EXERCISE INPUT start

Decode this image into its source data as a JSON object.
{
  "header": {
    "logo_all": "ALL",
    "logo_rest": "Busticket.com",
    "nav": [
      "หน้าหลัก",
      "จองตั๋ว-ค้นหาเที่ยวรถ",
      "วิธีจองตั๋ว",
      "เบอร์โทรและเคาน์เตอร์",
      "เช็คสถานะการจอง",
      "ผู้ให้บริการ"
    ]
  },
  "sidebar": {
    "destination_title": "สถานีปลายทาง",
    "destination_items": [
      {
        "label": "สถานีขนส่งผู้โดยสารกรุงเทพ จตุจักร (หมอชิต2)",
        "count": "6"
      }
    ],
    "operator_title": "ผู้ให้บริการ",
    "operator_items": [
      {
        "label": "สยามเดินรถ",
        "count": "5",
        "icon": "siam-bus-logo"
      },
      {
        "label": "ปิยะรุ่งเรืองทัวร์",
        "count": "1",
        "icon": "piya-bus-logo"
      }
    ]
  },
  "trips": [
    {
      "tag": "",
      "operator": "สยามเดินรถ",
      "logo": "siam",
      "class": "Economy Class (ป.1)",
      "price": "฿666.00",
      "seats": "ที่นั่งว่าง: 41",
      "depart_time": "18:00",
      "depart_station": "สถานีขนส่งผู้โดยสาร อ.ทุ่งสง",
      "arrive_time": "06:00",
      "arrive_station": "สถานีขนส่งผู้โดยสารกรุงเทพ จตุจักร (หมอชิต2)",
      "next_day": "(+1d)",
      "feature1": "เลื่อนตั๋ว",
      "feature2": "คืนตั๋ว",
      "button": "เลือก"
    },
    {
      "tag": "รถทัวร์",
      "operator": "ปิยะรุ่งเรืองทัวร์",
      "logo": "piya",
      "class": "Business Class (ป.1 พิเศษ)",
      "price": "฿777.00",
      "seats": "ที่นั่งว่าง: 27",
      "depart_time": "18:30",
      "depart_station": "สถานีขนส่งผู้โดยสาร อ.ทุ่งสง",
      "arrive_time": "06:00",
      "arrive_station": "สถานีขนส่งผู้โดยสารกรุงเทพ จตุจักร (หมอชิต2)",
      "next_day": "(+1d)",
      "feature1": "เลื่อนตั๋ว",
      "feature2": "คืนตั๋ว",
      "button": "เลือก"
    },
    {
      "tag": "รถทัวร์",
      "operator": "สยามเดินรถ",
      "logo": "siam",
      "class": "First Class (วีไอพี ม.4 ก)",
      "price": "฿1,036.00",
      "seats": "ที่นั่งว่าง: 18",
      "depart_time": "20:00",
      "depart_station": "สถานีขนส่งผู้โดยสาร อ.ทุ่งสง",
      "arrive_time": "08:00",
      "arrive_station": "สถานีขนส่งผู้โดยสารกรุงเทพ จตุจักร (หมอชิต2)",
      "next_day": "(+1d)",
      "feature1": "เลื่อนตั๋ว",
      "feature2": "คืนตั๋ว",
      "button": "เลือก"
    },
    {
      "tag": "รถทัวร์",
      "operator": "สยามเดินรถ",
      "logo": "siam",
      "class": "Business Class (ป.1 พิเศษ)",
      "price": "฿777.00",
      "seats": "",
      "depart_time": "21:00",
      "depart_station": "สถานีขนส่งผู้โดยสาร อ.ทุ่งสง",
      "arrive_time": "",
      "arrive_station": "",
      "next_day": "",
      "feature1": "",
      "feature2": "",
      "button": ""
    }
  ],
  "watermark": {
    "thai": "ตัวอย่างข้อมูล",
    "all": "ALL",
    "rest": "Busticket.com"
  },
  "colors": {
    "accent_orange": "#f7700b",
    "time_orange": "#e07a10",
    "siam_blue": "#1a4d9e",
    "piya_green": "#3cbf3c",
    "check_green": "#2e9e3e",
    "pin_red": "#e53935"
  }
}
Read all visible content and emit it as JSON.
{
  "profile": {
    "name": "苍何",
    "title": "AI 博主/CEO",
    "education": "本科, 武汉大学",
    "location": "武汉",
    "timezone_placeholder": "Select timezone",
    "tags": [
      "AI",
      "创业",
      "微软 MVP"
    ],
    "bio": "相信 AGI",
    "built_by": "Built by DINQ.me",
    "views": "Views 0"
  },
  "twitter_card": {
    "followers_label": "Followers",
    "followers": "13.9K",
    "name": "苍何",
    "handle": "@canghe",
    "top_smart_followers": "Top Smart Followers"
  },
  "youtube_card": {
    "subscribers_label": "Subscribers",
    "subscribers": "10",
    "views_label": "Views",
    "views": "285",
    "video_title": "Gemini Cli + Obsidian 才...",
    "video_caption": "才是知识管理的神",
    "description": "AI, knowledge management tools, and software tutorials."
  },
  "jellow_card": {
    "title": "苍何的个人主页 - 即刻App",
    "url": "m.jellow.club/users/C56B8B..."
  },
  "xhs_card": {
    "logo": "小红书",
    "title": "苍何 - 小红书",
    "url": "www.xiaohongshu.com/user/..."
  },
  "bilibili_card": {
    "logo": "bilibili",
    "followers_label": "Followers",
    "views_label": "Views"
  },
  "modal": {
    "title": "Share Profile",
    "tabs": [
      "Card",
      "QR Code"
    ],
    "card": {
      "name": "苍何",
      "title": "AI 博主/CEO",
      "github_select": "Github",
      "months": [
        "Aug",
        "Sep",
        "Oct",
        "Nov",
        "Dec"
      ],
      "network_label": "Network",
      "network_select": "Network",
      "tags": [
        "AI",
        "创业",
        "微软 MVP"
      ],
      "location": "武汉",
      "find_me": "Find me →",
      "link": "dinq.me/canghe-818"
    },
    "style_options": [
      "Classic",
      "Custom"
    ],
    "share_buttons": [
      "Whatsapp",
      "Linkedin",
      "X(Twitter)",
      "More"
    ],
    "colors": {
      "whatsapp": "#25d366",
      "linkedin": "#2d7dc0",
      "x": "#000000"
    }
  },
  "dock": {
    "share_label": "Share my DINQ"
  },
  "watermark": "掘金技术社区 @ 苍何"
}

EXERCISE INPUT end

### GOAL
From the first line to the last, retype the data exactly.

### OUTPUT
Decode this image into its source data as a JSON object.
{
  "header": {
    "logo_all": "ALL",
    "logo_rest": "Busticket.com",
    "nav": [
      "หน้าหลัก",
      "จองตั๋ว-ค้นหาเที่ยวรถ",
      "วิธีจองตั๋ว",
      "เบอร์โทรและเคาน์เตอร์",
      "เช็คสถานะการจอง",
      "ผู้ให้บริการ"
    ]
  },
  "sidebar": {
    "destination_title": "สถานีปลายทาง",
    "destination_items": [
      {
        "label": "สถานีขนส่งผู้โดยสารกรุงเทพ จตุจักร (หมอชิต2)",
        "count": "6"
      }
    ],
    "operator_title": "ผู้ให้บริการ",
    "operator_items": [
      {
        "label": "สยามเดินรถ",
        "count": "5",
        "icon": "siam-bus-logo"
      },
      {
        "label": "ปิยะรุ่งเรืองทัวร์",
        "count": "1",
        "icon": "piya-bus-logo"
      }
    ]
  },
  "trips": [
    {
      "tag": "",
      "operator": "สยามเดินรถ",
      "logo": "siam",
      "class": "Economy Class (ป.1)",
      "price": "฿666.00",
      "seats": "ที่นั่งว่าง: 41",
      "depart_time": "18:00",
      "depart_station": "สถานีขนส่งผู้โดยสาร อ.ทุ่งสง",
      "arrive_time": "06:00",
      "arrive_station": "สถานีขนส่งผู้โดยสารกรุงเทพ จตุจักร (หมอชิต2)",
      "next_day": "(+1d)",
      "feature1": "เลื่อนตั๋ว",
      "feature2": "คืนตั๋ว",
      "button": "เลือก"
    },
    {
      "tag": "รถทัวร์",
      "operator": "ปิยะรุ่งเรืองทัวร์",
      "logo": "piya",
      "class": "Business Class (ป.1 พิเศษ)",
      "price": "฿777.00",
      "seats": "ที่นั่งว่าง: 27",
      "depart_time": "18:30",
      "depart_station": "สถานีขนส่งผู้โดยสาร อ.ทุ่งสง",
      "arrive_time": "06:00",
      "arrive_station": "สถานีขนส่งผู้โดยสารกรุงเทพ จตุจักร (หมอชิต2)",
      "next_day": "(+1d)",
      "feature1": "เลื่อนตั๋ว",
      "feature2": "คืนตั๋ว",
      "button": "เลือก"
    },
    {
      "tag": "รถทัวร์",
      "operator": "สยามเดินรถ",
      "logo": "siam",
      "class": "First Class (วีไอพี ม.4 ก)",
      "price": "฿1,036.00",
      "seats": "ที่นั่งว่าง: 18",
      "depart_time": "20:00",
      "depart_station": "สถานีขนส่งผู้โดยสาร อ.ทุ่งสง",
      "arrive_time": "08:00",
      "arrive_station": "สถานีขนส่งผู้โดยสารกรุงเทพ จตุจักร (หมอชิต2)",
      "next_day": "(+1d)",
      "feature1": "เลื่อนตั๋ว",
      "feature2": "คืนตั๋ว",
      "button": "เลือก"
    },
    {
      "tag": "รถทัวร์",
      "operator": "สยามเดินรถ",
      "logo": "siam",
      "class": "Business Class (ป.1 พิเศษ)",
      "price": "฿777.00",
      "seats": "",
      "depart_time": "21:00",
      "depart_station": "สถานีขนส่งผู้โดยสาร อ.ทุ่งสง",
      "arrive_time": "",
      "arrive_station": "",
      "next_day": "",
      "feature1": "",
      "feature2": "",
      "button": ""
    }
  ],
  "watermark": {
    "thai": "ตัวอย่างข้อมูล",
    "all": "ALL",
    "rest": "Busticket.com"
  },
  "colors": {
    "accent_orange": "#f7700b",
    "time_orange": "#e07a10",
    "siam_blue": "#1a4d9e",
    "piya_green": "#3cbf3c",
    "check_green": "#2e9e3e",
    "pin_red": "#e53935"
  }
}
Read all visible content and emit it as JSON.
{
  "profile": {
    "name": "苍何",
    "title": "AI 博主/CEO",
    "education": "本科, 武汉大学",
    "location": "武汉",
    "timezone_placeholder": "Select timezone",
    "tags": [
      "AI",
      "创业",
      "微软 MVP"
    ],
    "bio": "相信 AGI",
    "built_by": "Built by DINQ.me",
    "views": "Views 0"
  },
  "twitter_card": {
    "followers_label": "Followers",
    "followers": "13.9K",
    "name": "苍何",
    "handle": "@canghe",
    "top_smart_followers": "Top Smart Followers"
  },
  "youtube_card": {
    "subscribers_label": "Subscribers",
    "subscribers": "10",
    "views_label": "Views",
    "views": "285",
    "video_title": "Gemini Cli + Obsidian 才...",
    "video_caption": "才是知识管理的神",
    "description": "AI, knowledge management tools, and software tutorials."
  },
  "jellow_card": {
    "title": "苍何的个人主页 - 即刻App",
    "url": "m.jellow.club/users/C56B8B..."
  },
  "xhs_card": {
    "logo": "小红书",
    "title": "苍何 - 小红书",
    "url": "www.xiaohongshu.com/user/..."
  },
  "bilibili_card": {
    "logo": "bilibili",
    "followers_label": "Followers",
    "views_label": "Views"
  },
  "modal": {
    "title": "Share Profile",
    "tabs": [
      "Card",
      "QR Code"
    ],
    "card": {
      "name": "苍何",
      "title": "AI 博主/CEO",
      "github_select": "Github",
      "months": [
        "Aug",
        "Sep",
        "Oct",
        "Nov",
        "Dec"
      ],
      "network_label": "Network",
      "network_select": "Network",
      "tags": [
        "AI",
        "创业",
        "微软 MVP"
      ],
      "location": "武汉",
      "find_me": "Find me →",
      "link": "dinq.me/canghe-818"
    },
    "style_options": [
      "Classic",
      "Custom"
    ],
    "share_buttons": [
      "Whatsapp",
      "Linkedin",
      "X(Twitter)",
      "More"
    ],
    "colors": {
      "whatsapp": "#25d366",
      "linkedin": "#2d7dc0",
      "x": "#000000"
    }
  },
  "dock": {
    "share_label": "Share my DINQ"
  },
  "watermark": "掘金技术社区 @ 苍何"
}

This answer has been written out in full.